[AIM OF THE EXERCISE] The expected answer is every line from the material below that has the word "image".

[DATA PROVIDED]
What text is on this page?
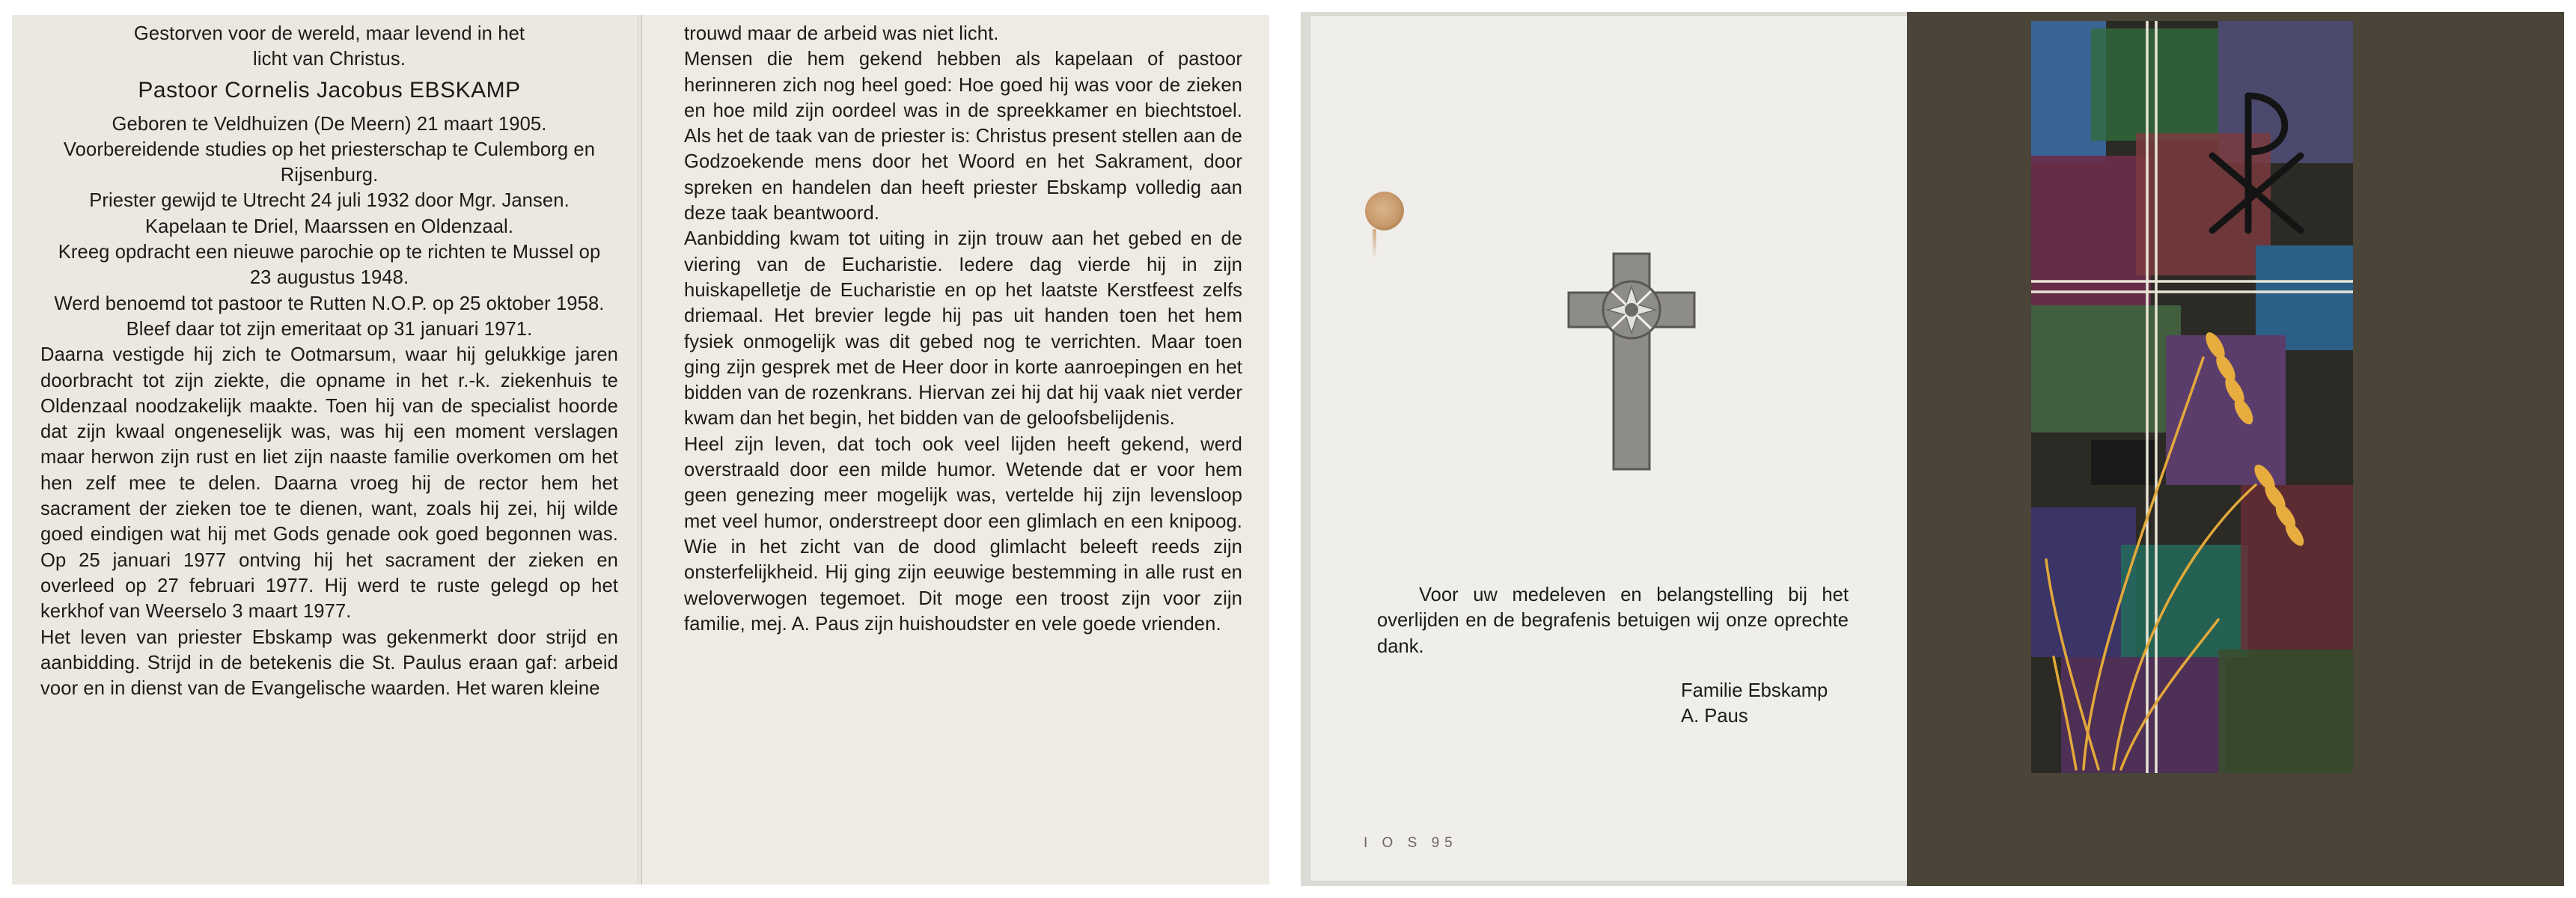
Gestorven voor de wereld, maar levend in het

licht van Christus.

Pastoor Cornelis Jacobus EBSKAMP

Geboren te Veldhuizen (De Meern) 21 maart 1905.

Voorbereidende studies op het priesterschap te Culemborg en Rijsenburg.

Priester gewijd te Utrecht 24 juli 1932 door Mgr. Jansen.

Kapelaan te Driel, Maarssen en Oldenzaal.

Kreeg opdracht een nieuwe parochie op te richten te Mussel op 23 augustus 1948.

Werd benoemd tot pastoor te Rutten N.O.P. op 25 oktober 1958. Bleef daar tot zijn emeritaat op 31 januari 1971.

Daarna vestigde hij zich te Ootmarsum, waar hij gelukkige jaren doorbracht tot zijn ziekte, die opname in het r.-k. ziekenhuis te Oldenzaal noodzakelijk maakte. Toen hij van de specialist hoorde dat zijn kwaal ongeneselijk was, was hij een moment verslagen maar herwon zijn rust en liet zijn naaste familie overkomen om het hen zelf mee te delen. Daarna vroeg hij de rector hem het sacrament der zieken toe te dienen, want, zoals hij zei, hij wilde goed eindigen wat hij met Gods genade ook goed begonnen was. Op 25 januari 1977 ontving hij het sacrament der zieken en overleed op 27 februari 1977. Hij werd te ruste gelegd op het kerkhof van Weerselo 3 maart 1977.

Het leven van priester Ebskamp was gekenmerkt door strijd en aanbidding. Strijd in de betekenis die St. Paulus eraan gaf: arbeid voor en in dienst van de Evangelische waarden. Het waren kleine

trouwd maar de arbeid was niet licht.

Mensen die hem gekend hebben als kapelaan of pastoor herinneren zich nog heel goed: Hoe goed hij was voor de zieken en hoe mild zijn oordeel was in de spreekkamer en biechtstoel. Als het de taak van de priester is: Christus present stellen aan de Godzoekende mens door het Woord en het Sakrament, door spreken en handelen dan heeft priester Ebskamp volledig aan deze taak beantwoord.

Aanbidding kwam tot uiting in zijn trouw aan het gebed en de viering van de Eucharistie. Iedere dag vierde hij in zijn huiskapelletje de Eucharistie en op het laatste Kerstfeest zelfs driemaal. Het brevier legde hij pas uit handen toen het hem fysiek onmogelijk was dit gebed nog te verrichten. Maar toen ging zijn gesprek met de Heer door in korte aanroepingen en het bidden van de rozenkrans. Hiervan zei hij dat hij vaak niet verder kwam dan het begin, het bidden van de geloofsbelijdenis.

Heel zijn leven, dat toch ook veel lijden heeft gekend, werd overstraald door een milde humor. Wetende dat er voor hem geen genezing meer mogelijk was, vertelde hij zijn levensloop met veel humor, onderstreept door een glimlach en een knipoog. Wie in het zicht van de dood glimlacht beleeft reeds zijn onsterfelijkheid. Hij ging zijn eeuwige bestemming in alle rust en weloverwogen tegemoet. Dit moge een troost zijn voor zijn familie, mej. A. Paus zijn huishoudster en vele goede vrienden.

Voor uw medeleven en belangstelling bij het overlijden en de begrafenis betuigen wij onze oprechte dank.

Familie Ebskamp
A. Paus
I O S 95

---

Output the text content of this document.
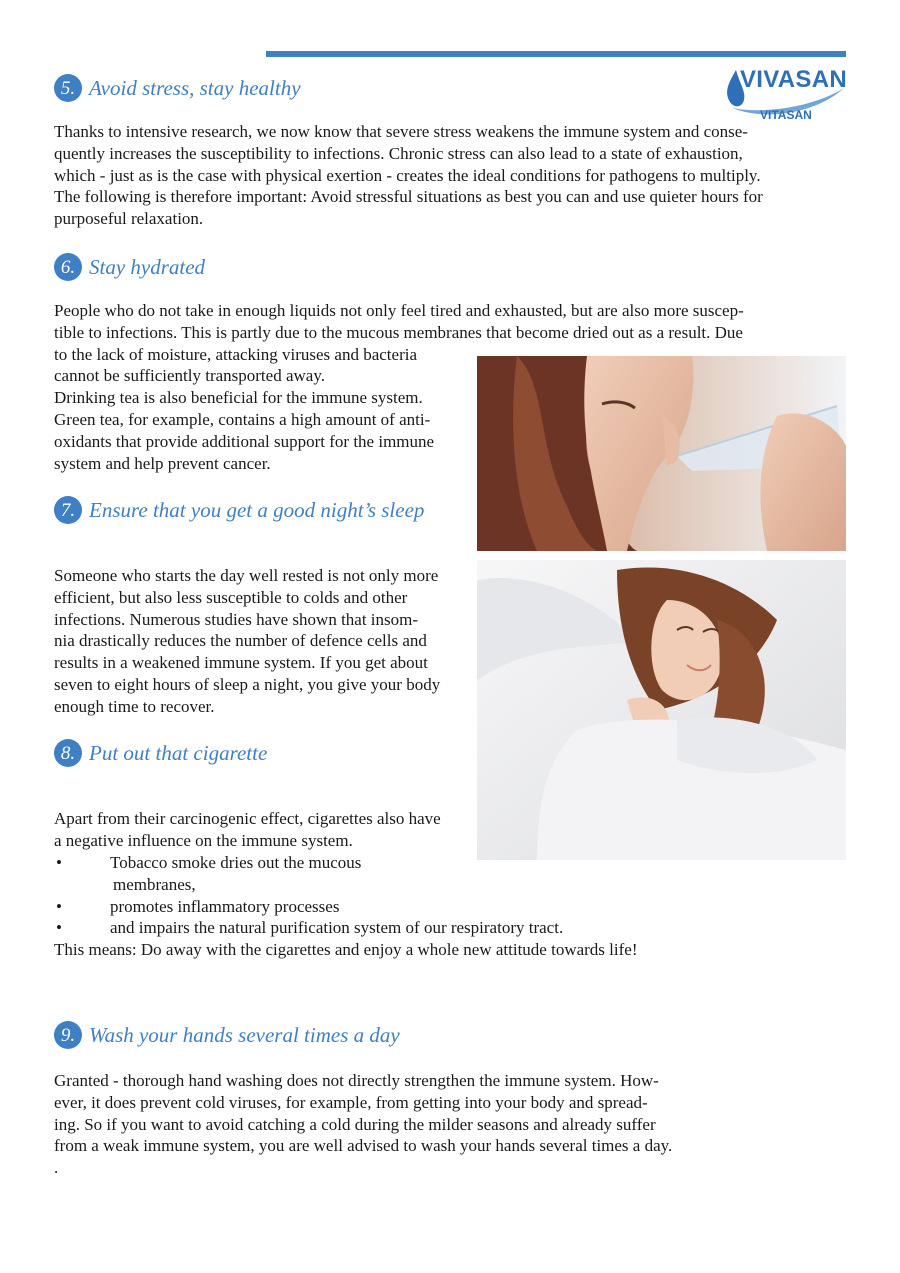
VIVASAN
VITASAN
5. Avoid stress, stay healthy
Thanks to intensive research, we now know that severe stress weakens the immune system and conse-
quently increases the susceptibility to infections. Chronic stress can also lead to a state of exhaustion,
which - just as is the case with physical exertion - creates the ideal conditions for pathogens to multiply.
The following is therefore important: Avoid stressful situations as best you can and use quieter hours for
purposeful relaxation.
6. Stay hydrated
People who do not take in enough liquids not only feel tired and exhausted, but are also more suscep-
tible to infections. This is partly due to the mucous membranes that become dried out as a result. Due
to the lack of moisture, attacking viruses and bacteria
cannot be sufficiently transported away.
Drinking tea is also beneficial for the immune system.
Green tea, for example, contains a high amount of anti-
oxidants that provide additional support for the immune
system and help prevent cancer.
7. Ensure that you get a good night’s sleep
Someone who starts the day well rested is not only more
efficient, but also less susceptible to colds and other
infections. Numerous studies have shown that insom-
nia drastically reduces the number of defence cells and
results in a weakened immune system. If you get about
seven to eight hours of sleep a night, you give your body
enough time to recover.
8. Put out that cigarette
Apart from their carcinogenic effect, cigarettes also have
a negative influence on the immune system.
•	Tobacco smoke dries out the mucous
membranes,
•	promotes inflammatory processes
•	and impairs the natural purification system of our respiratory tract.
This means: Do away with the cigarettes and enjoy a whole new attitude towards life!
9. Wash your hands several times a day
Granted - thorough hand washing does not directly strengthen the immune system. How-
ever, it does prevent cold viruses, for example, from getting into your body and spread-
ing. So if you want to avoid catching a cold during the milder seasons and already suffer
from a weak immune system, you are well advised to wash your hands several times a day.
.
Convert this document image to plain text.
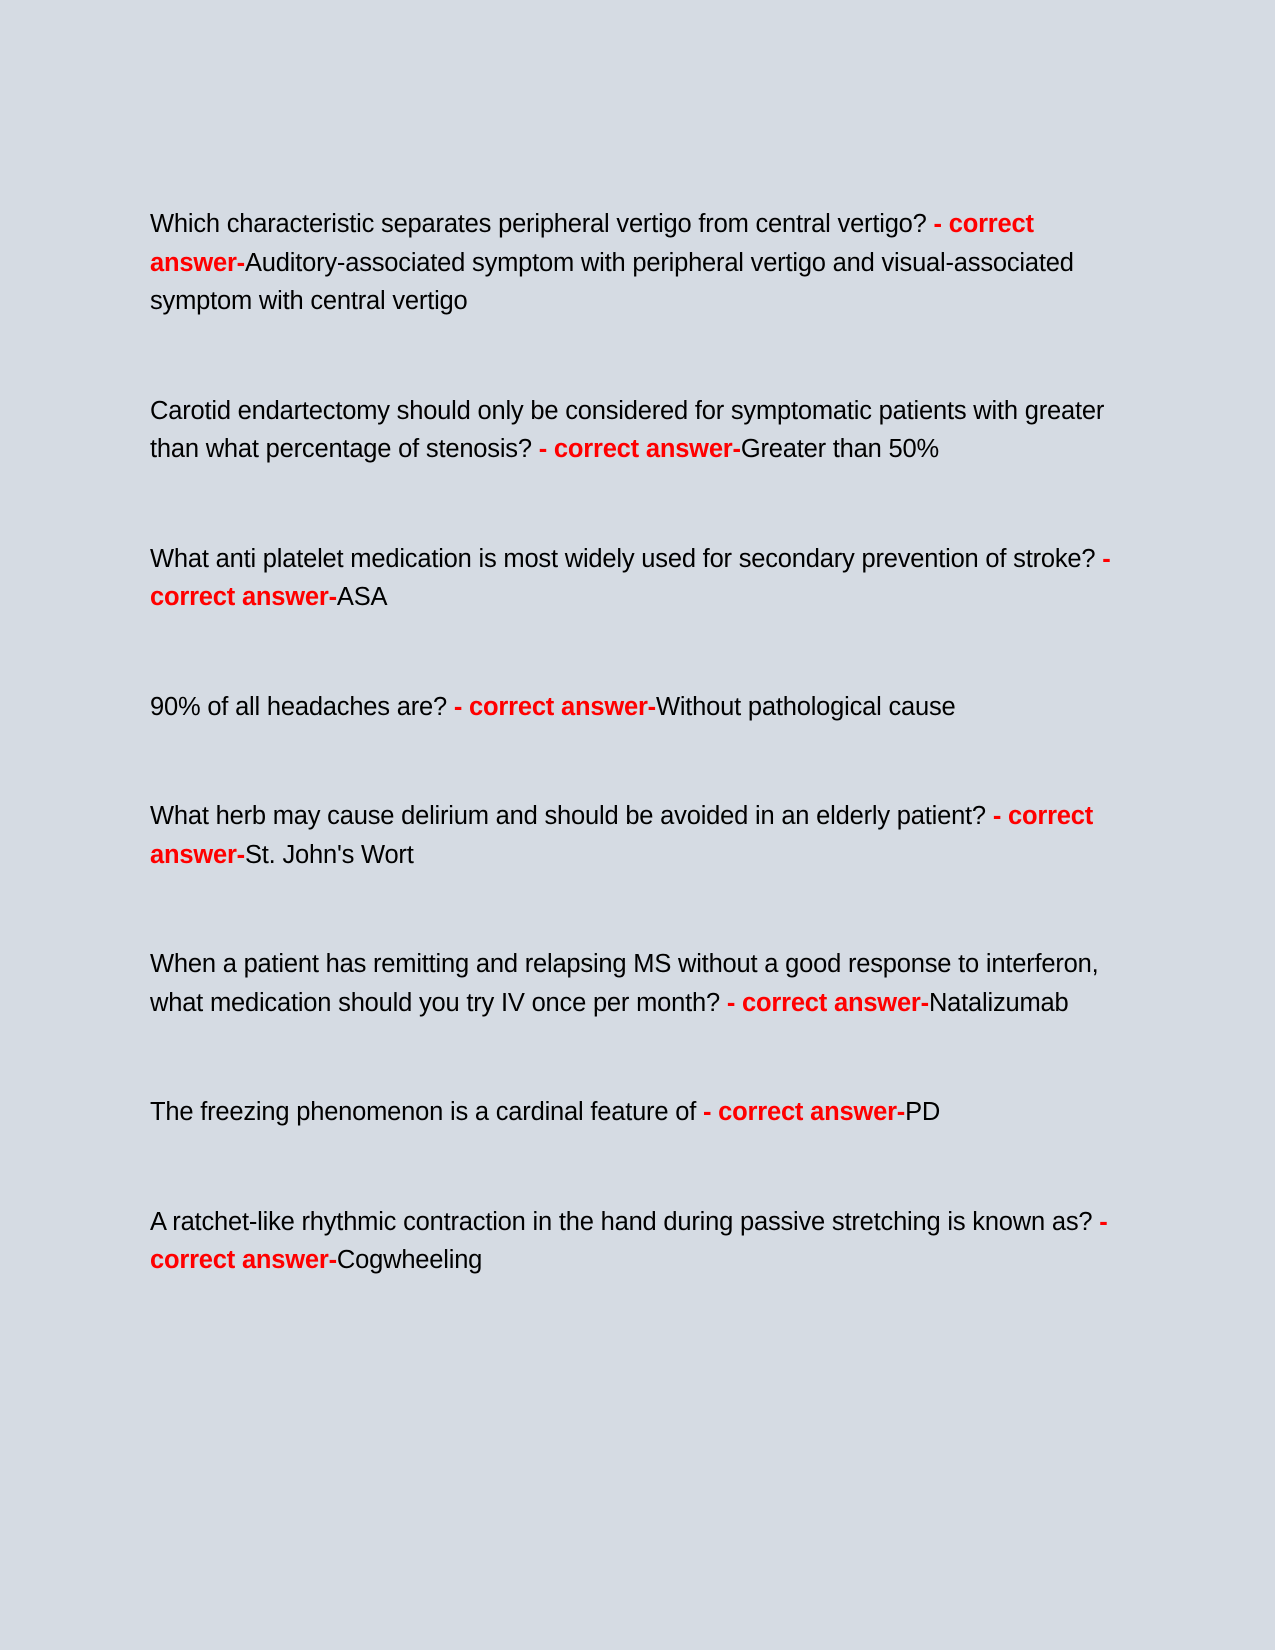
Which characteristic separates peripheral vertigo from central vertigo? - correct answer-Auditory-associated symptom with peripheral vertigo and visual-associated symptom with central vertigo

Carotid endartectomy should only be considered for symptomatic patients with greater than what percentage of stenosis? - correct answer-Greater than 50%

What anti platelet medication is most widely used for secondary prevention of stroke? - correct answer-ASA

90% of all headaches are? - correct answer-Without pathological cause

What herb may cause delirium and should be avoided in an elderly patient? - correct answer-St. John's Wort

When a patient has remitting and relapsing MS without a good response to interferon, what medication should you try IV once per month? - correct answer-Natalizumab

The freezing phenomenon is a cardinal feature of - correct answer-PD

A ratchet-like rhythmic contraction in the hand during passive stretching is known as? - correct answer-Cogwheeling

---

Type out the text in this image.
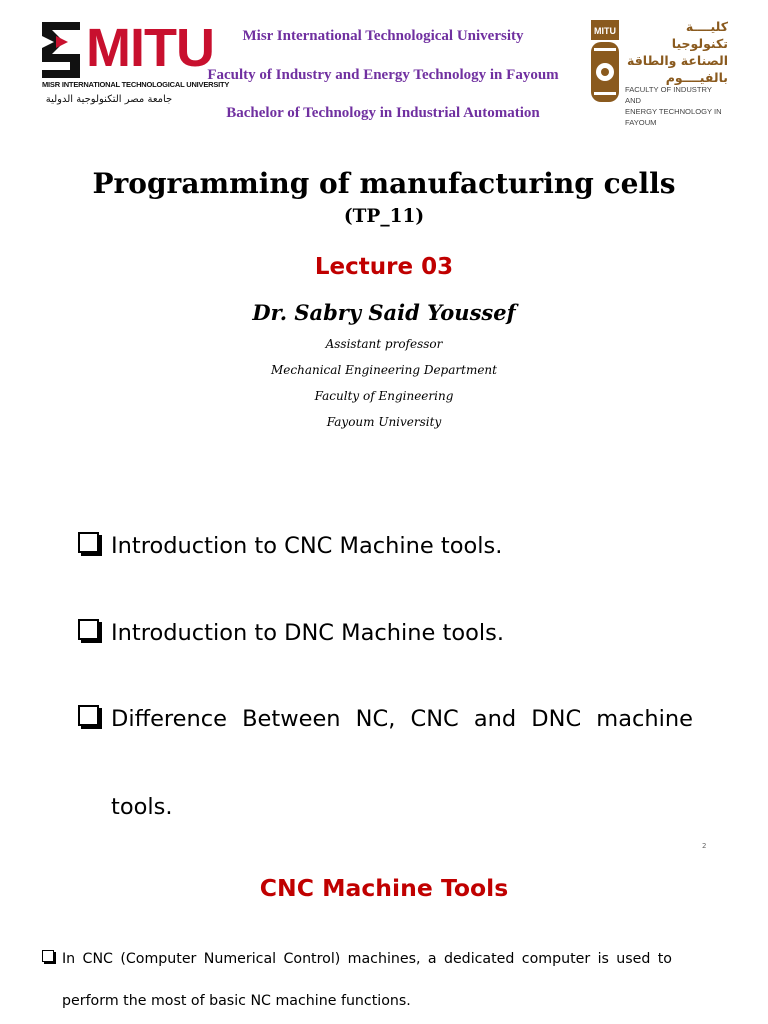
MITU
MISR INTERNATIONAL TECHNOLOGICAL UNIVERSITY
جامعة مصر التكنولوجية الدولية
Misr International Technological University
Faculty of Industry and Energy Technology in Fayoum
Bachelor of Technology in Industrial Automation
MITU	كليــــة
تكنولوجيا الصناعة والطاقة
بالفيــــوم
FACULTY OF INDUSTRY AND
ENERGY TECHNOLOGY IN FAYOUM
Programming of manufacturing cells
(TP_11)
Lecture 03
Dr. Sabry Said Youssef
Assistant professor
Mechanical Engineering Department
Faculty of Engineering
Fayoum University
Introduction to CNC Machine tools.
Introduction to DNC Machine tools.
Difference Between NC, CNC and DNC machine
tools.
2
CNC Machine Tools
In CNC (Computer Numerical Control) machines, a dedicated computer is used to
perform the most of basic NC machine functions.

[TASK RESPONSE]
Convert this document image to plain text.
Type out the text in this image.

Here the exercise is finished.